**What needs to be done:** Check each line below for the word "NERTS", and copy those that have it.

━━ Supplied material

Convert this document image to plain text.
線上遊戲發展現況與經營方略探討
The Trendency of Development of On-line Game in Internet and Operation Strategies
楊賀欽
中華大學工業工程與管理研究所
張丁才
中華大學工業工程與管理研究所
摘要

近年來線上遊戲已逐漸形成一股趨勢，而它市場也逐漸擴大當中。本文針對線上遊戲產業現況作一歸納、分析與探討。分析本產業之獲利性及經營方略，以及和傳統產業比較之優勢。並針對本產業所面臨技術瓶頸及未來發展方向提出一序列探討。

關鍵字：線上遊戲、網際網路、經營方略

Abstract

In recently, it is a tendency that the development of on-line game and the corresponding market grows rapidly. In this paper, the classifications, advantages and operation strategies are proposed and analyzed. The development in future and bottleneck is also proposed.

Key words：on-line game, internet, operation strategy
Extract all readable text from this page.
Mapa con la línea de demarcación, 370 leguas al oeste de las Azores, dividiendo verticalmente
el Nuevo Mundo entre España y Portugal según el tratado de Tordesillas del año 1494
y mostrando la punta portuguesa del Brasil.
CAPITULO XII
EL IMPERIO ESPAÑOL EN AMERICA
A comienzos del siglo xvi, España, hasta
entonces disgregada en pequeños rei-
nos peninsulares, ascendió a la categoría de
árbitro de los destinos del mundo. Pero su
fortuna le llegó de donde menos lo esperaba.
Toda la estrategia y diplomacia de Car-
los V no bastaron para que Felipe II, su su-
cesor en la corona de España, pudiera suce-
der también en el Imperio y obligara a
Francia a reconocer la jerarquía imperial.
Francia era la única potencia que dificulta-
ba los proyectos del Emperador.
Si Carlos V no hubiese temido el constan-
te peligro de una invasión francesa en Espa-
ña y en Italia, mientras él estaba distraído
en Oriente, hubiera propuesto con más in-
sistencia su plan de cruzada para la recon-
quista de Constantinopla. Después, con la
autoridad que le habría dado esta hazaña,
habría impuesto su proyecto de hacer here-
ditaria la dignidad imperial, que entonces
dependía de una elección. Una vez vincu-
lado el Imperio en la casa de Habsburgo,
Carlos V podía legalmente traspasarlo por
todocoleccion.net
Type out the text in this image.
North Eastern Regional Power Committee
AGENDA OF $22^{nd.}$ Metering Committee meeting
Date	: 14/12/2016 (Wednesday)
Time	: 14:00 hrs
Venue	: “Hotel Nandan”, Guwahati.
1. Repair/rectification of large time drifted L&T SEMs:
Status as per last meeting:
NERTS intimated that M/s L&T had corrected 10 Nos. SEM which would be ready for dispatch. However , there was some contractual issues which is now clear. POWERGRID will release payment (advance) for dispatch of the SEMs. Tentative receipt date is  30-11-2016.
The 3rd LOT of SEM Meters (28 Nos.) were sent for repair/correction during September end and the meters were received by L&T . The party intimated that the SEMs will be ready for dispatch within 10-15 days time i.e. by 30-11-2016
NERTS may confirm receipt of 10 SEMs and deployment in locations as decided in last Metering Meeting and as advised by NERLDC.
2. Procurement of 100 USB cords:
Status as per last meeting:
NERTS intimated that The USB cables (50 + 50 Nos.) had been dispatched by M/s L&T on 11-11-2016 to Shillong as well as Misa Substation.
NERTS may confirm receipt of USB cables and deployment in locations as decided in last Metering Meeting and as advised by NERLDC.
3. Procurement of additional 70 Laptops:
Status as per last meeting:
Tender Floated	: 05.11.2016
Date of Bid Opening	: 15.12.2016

━━━━

**Response to the exercise:**
NERTS intimated that M/s L&T had corrected 10 Nos. SEM which would be ready for dispatch. However , there was some contractual issues which is now clear. POWERGRID will release payment (advance) for dispatch of the SEMs. Tentative receipt date is  30-11-2016.
NERTS may confirm receipt of 10 SEMs and deployment in locations as decided in last Metering Meeting and as advised by NERLDC.
NERTS intimated that The USB cables (50 + 50 Nos.) had been dispatched by M/s L&T on 11-11-2016 to Shillong as well as Misa Substation.
NERTS may confirm receipt of USB cables and deployment in locations as decided in last Metering Meeting and as advised by NERLDC.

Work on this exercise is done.